DIRECTION —
All of the material should be reproduced exactly, with pictures left out.

(Stored data)
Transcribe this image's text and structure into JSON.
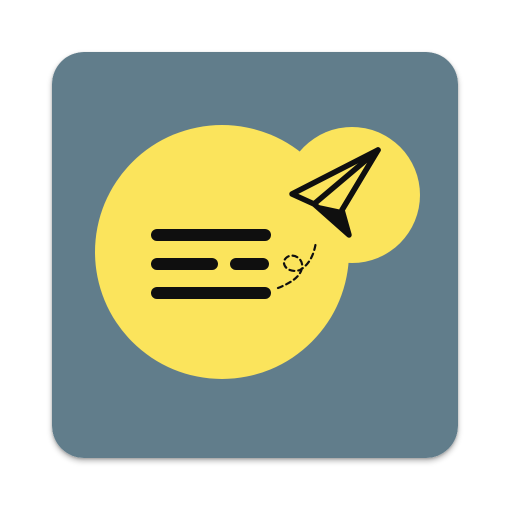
{
  "app_icon": {
    "name": "notes-send-app-icon",
    "colors": {
      "background": "#617d8b",
      "bubble": "#fbe45c",
      "stroke": "#0f0f0f"
    },
    "icons": [
      "text-lines-icon",
      "dotted-trail-icon",
      "paper-plane-icon"
    ]
  }
}
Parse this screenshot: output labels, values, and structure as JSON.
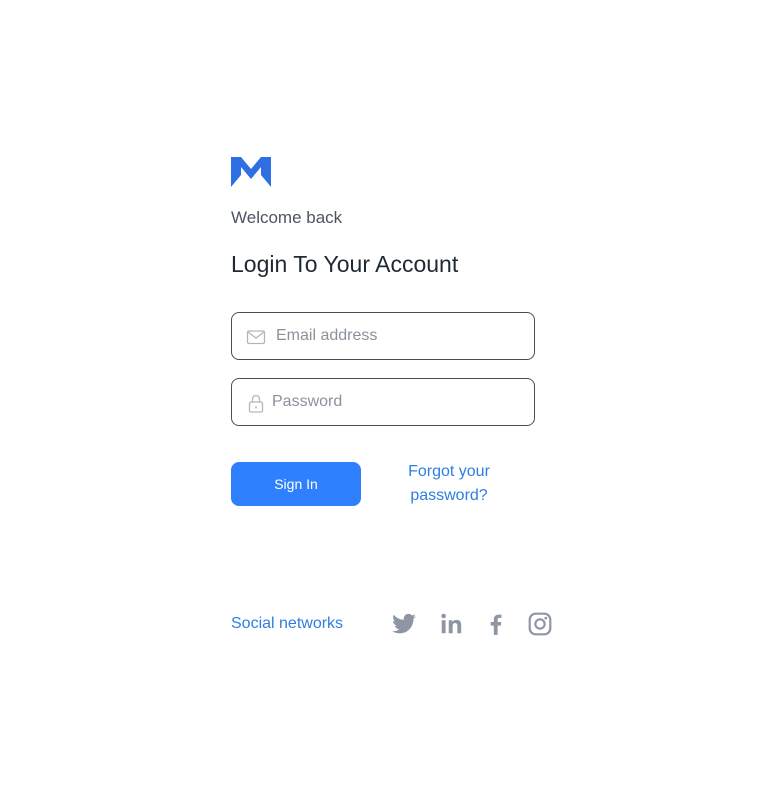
{
  "brand": {
    "logo_icon": "brand-logo-m-icon",
    "accent_color": "#2f6fe4"
  },
  "header": {
    "welcome": "Welcome back",
    "title": "Login To Your Account"
  },
  "form": {
    "email": {
      "icon": "mail-icon",
      "placeholder": "Email address",
      "value": ""
    },
    "password": {
      "icon": "lock-icon",
      "placeholder": "Password",
      "value": ""
    },
    "signin_label": "Sign In",
    "forgot_label_line1": "Forgot your",
    "forgot_label_line2": "password?",
    "button_color": "#2f80ff",
    "link_color": "#2f7de1"
  },
  "social": {
    "label": "Social networks",
    "icons": [
      "twitter-icon",
      "linkedin-icon",
      "facebook-icon",
      "instagram-icon"
    ],
    "icon_color": "#8f96a3"
  }
}
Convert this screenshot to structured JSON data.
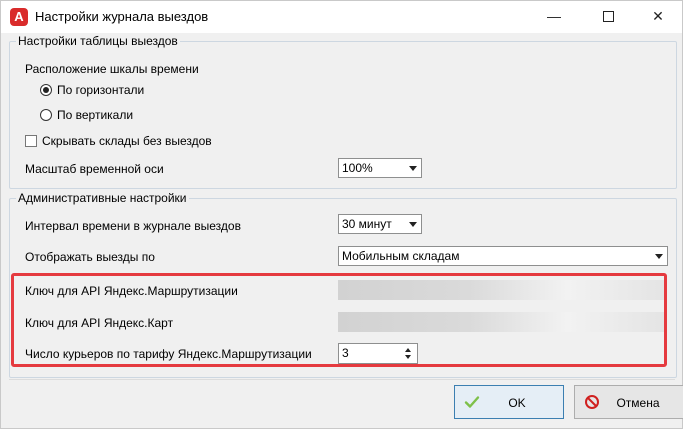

WRITTEN RESPONSE —
Transcribe this image's text and structure into JSON.
{
  "app_icon": {
    "name": "notes-send-app-icon",
    "colors": {
      "background": "#617d8b",
      "bubble": "#fbe45c",
      "stroke": "#0f0f0f"
    },
    "icons": [
      "text-lines-icon",
      "dotted-trail-icon",
      "paper-plane-icon"
    ]
  }
}
Parse this screenshot: output labels, values, and structure as JSON.
{
  "brand": {
    "logo_icon": "brand-logo-m-icon",
    "accent_color": "#2f6fe4"
  },
  "header": {
    "welcome": "Welcome back",
    "title": "Login To Your Account"
  },
  "form": {
    "email": {
      "icon": "mail-icon",
      "placeholder": "Email address",
      "value": ""
    },
    "password": {
      "icon": "lock-icon",
      "placeholder": "Password",
      "value": ""
    },
    "signin_label": "Sign In",
    "forgot_label_line1": "Forgot your",
    "forgot_label_line2": "password?",
    "button_color": "#2f80ff",
    "link_color": "#2f7de1"
  },
  "social": {
    "label": "Social networks",
    "icons": [
      "twitter-icon",
      "linkedin-icon",
      "facebook-icon",
      "instagram-icon"
    ],
    "icon_color": "#8f96a3"
  }
}
Convert this screenshot to structured JSON data.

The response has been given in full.